### Material for this exercise
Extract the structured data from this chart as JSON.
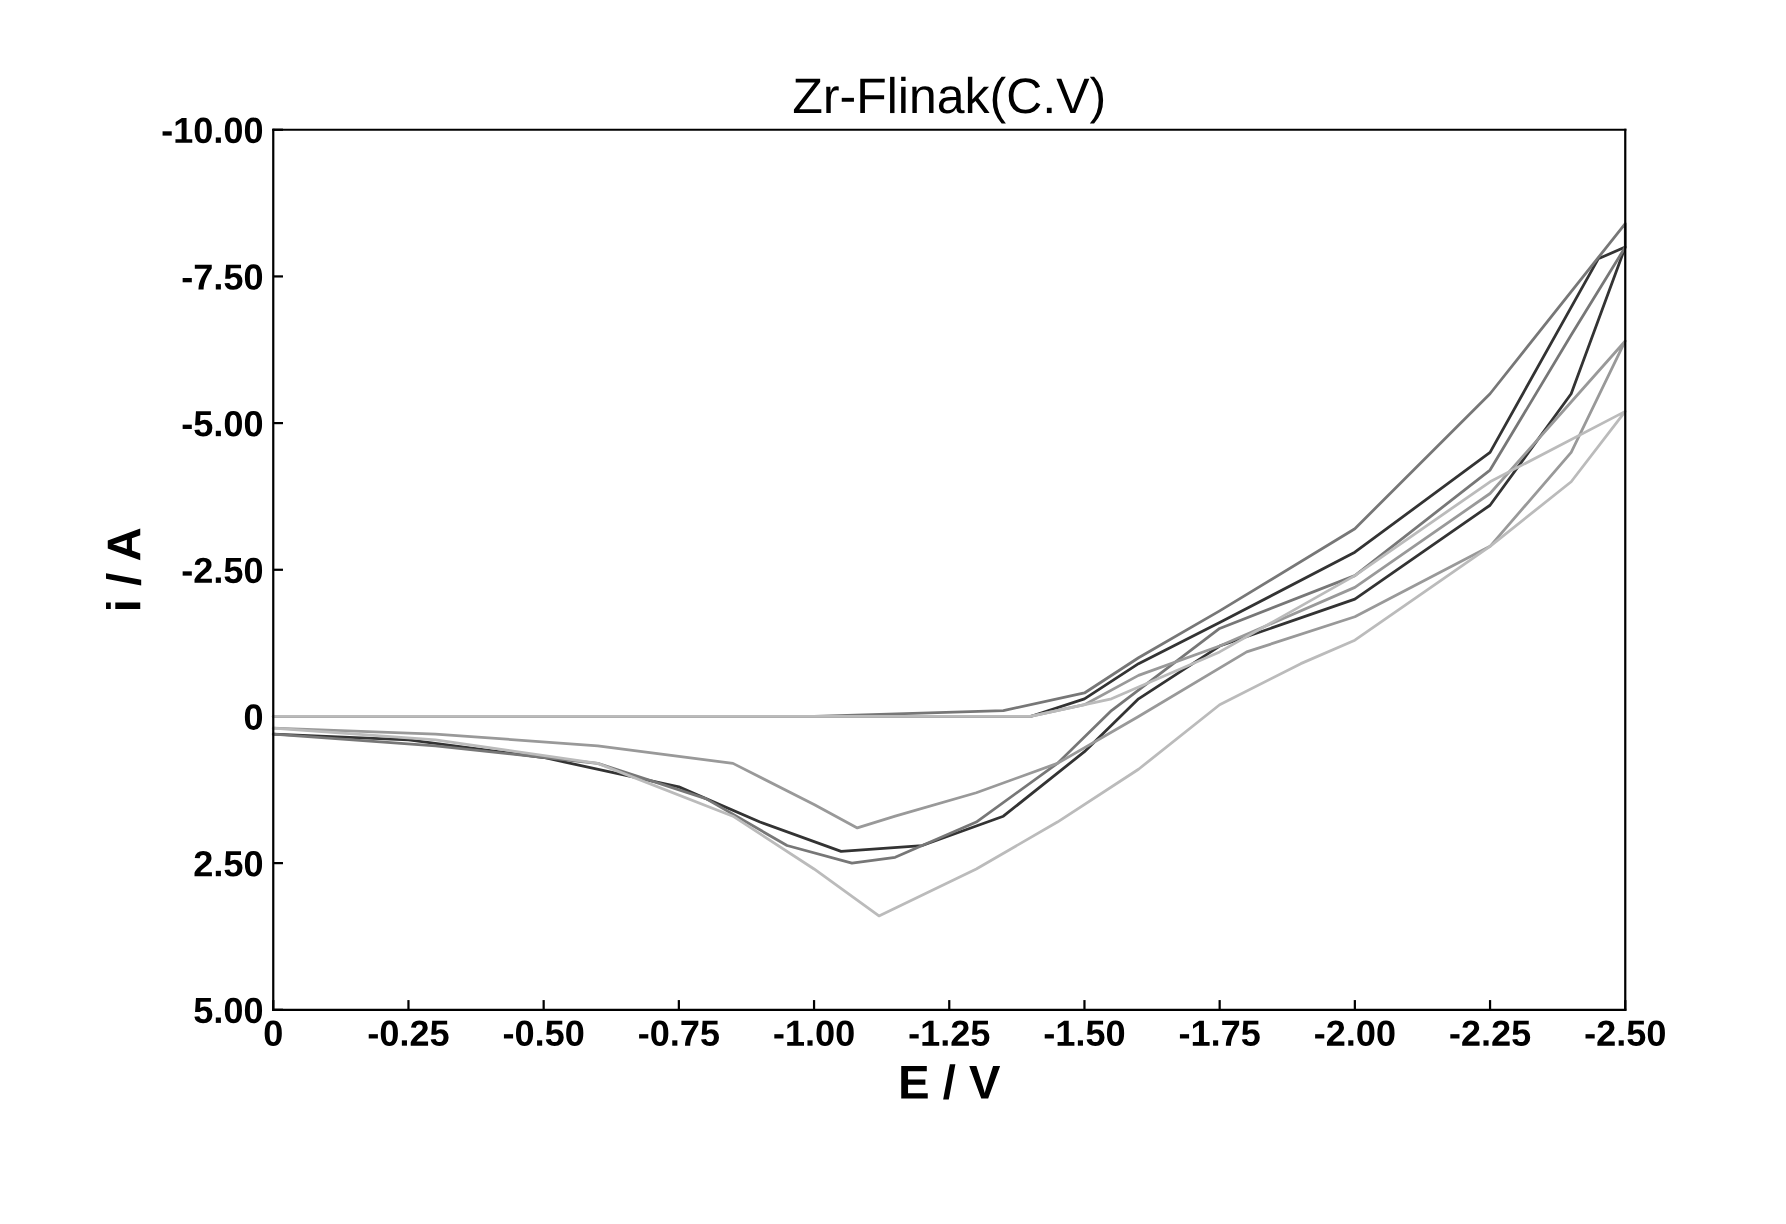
{
  "chart_data": {
    "type": "line",
    "title": "Zr-Flinak(C.V)",
    "xlabel": "E / V",
    "ylabel": "i / A",
    "xlim": [
      0,
      -2.5
    ],
    "ylim": [
      5,
      -10
    ],
    "xticks": [
      0,
      {
        "value": -0.25,
        "label": "-0.25"
      },
      {
        "value": -0.5,
        "label": "-0.50"
      },
      {
        "value": -0.75,
        "label": "-0.75"
      },
      {
        "value": -1,
        "label": "-1.00"
      },
      {
        "value": -1.25,
        "label": "-1.25"
      },
      {
        "value": -1.5,
        "label": "-1.50"
      },
      {
        "value": -1.75,
        "label": "-1.75"
      },
      {
        "value": -2,
        "label": "-2.00"
      },
      {
        "value": -2.25,
        "label": "-2.25"
      },
      {
        "value": -2.5,
        "label": "-2.50"
      }
    ],
    "yticks": [
      {
        "value": -10,
        "label": "-10.00"
      },
      {
        "value": -7.5,
        "label": "-7.50"
      },
      {
        "value": -5,
        "label": "-5.00"
      },
      {
        "value": -2.5,
        "label": "-2.50"
      },
      0,
      {
        "value": 2.5,
        "label": "2.50"
      },
      {
        "value": 5,
        "label": "5.00"
      }
    ],
    "grid": false,
    "legend": false,
    "marker": "none",
    "line_style": "solid",
    "series": [
      {
        "color": "#333333",
        "x": [
          0,
          -0.5,
          -1,
          -1.4,
          -1.5,
          -1.6,
          -1.75,
          -2,
          -2.25,
          -2.45,
          -2.5,
          -2.4,
          -2.25,
          -2,
          -1.75,
          -1.6,
          -1.5,
          -1.35,
          -1.2,
          -1.05,
          -0.9,
          -0.75,
          -0.5,
          -0.25,
          0
        ],
        "values": [
          0,
          0,
          0,
          0,
          -0.3,
          -0.9,
          -1.6,
          -2.8,
          -4.5,
          -7.8,
          -8.0,
          -5.5,
          -3.6,
          -2.0,
          -1.2,
          -0.3,
          0.6,
          1.7,
          2.2,
          2.3,
          1.8,
          1.2,
          0.7,
          0.4,
          0.3
        ]
      },
      {
        "color": "#777777",
        "x": [
          0,
          -0.5,
          -1,
          -1.35,
          -1.5,
          -1.6,
          -1.75,
          -2,
          -2.25,
          -2.5,
          -2.5,
          -2.4,
          -2.25,
          -2,
          -1.75,
          -1.55,
          -1.45,
          -1.3,
          -1.15,
          -1.07,
          -0.95,
          -0.8,
          -0.6,
          -0.3,
          0
        ],
        "values": [
          0,
          0,
          0,
          -0.1,
          -0.4,
          -1.0,
          -1.8,
          -3.2,
          -5.5,
          -8.4,
          -8.0,
          -6.5,
          -4.2,
          -2.4,
          -1.5,
          -0.1,
          0.8,
          1.8,
          2.4,
          2.5,
          2.2,
          1.4,
          0.8,
          0.5,
          0.3
        ]
      },
      {
        "color": "#999999",
        "x": [
          0,
          -0.5,
          -1,
          -1.4,
          -1.5,
          -1.6,
          -1.75,
          -2,
          -2.25,
          -2.5,
          -2.4,
          -2.25,
          -2,
          -1.8,
          -1.6,
          -1.45,
          -1.3,
          -1.15,
          -1.08,
          -1,
          -0.85,
          -0.6,
          -0.3,
          0
        ],
        "values": [
          0,
          0,
          0,
          0,
          -0.2,
          -0.7,
          -1.2,
          -2.2,
          -3.8,
          -6.4,
          -4.5,
          -2.9,
          -1.7,
          -1.1,
          0,
          0.8,
          1.3,
          1.7,
          1.9,
          1.5,
          0.8,
          0.5,
          0.3,
          0.2
        ]
      },
      {
        "color": "#bbbbbb",
        "x": [
          0,
          -0.5,
          -1,
          -1.4,
          -1.55,
          -1.75,
          -2,
          -2.25,
          -2.5,
          -2.4,
          -2.25,
          -2,
          -1.9,
          -1.75,
          -1.6,
          -1.45,
          -1.3,
          -1.12,
          -1,
          -0.85,
          -0.6,
          -0.3,
          0
        ],
        "values": [
          0,
          0,
          0,
          0,
          -0.3,
          -1.1,
          -2.4,
          -4.0,
          -5.2,
          -4.0,
          -2.9,
          -1.3,
          -0.9,
          -0.2,
          0.9,
          1.8,
          2.6,
          3.4,
          2.6,
          1.7,
          0.8,
          0.4,
          0.2
        ]
      }
    ]
  }
}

### Exercise instructions
Please set down each line of the data above exactly as written, without the pictures.

### Solution below
Extract the structured data from this chart as JSON.
{
  "chart_data": {
    "type": "line",
    "title": "Zr-Flinak(C.V)",
    "xlabel": "E / V",
    "ylabel": "i / A",
    "xlim": [
      0,
      -2.5
    ],
    "ylim": [
      5,
      -10
    ],
    "xticks": [
      0,
      {
        "value": -0.25,
        "label": "-0.25"
      },
      {
        "value": -0.5,
        "label": "-0.50"
      },
      {
        "value": -0.75,
        "label": "-0.75"
      },
      {
        "value": -1,
        "label": "-1.00"
      },
      {
        "value": -1.25,
        "label": "-1.25"
      },
      {
        "value": -1.5,
        "label": "-1.50"
      },
      {
        "value": -1.75,
        "label": "-1.75"
      },
      {
        "value": -2,
        "label": "-2.00"
      },
      {
        "value": -2.25,
        "label": "-2.25"
      },
      {
        "value": -2.5,
        "label": "-2.50"
      }
    ],
    "yticks": [
      {
        "value": -10,
        "label": "-10.00"
      },
      {
        "value": -7.5,
        "label": "-7.50"
      },
      {
        "value": -5,
        "label": "-5.00"
      },
      {
        "value": -2.5,
        "label": "-2.50"
      },
      0,
      {
        "value": 2.5,
        "label": "2.50"
      },
      {
        "value": 5,
        "label": "5.00"
      }
    ],
    "grid": false,
    "legend": false,
    "marker": "none",
    "line_style": "solid",
    "series": [
      {
        "color": "#333333",
        "x": [
          0,
          -0.5,
          -1,
          -1.4,
          -1.5,
          -1.6,
          -1.75,
          -2,
          -2.25,
          -2.45,
          -2.5,
          -2.4,
          -2.25,
          -2,
          -1.75,
          -1.6,
          -1.5,
          -1.35,
          -1.2,
          -1.05,
          -0.9,
          -0.75,
          -0.5,
          -0.25,
          0
        ],
        "values": [
          0,
          0,
          0,
          0,
          -0.3,
          -0.9,
          -1.6,
          -2.8,
          -4.5,
          -7.8,
          -8.0,
          -5.5,
          -3.6,
          -2.0,
          -1.2,
          -0.3,
          0.6,
          1.7,
          2.2,
          2.3,
          1.8,
          1.2,
          0.7,
          0.4,
          0.3
        ]
      },
      {
        "color": "#777777",
        "x": [
          0,
          -0.5,
          -1,
          -1.35,
          -1.5,
          -1.6,
          -1.75,
          -2,
          -2.25,
          -2.5,
          -2.5,
          -2.4,
          -2.25,
          -2,
          -1.75,
          -1.55,
          -1.45,
          -1.3,
          -1.15,
          -1.07,
          -0.95,
          -0.8,
          -0.6,
          -0.3,
          0
        ],
        "values": [
          0,
          0,
          0,
          -0.1,
          -0.4,
          -1.0,
          -1.8,
          -3.2,
          -5.5,
          -8.4,
          -8.0,
          -6.5,
          -4.2,
          -2.4,
          -1.5,
          -0.1,
          0.8,
          1.8,
          2.4,
          2.5,
          2.2,
          1.4,
          0.8,
          0.5,
          0.3
        ]
      },
      {
        "color": "#999999",
        "x": [
          0,
          -0.5,
          -1,
          -1.4,
          -1.5,
          -1.6,
          -1.75,
          -2,
          -2.25,
          -2.5,
          -2.4,
          -2.25,
          -2,
          -1.8,
          -1.6,
          -1.45,
          -1.3,
          -1.15,
          -1.08,
          -1,
          -0.85,
          -0.6,
          -0.3,
          0
        ],
        "values": [
          0,
          0,
          0,
          0,
          -0.2,
          -0.7,
          -1.2,
          -2.2,
          -3.8,
          -6.4,
          -4.5,
          -2.9,
          -1.7,
          -1.1,
          0,
          0.8,
          1.3,
          1.7,
          1.9,
          1.5,
          0.8,
          0.5,
          0.3,
          0.2
        ]
      },
      {
        "color": "#bbbbbb",
        "x": [
          0,
          -0.5,
          -1,
          -1.4,
          -1.55,
          -1.75,
          -2,
          -2.25,
          -2.5,
          -2.4,
          -2.25,
          -2,
          -1.9,
          -1.75,
          -1.6,
          -1.45,
          -1.3,
          -1.12,
          -1,
          -0.85,
          -0.6,
          -0.3,
          0
        ],
        "values": [
          0,
          0,
          0,
          0,
          -0.3,
          -1.1,
          -2.4,
          -4.0,
          -5.2,
          -4.0,
          -2.9,
          -1.3,
          -0.9,
          -0.2,
          0.9,
          1.8,
          2.6,
          3.4,
          2.6,
          1.7,
          0.8,
          0.4,
          0.2
        ]
      }
    ]
  }
}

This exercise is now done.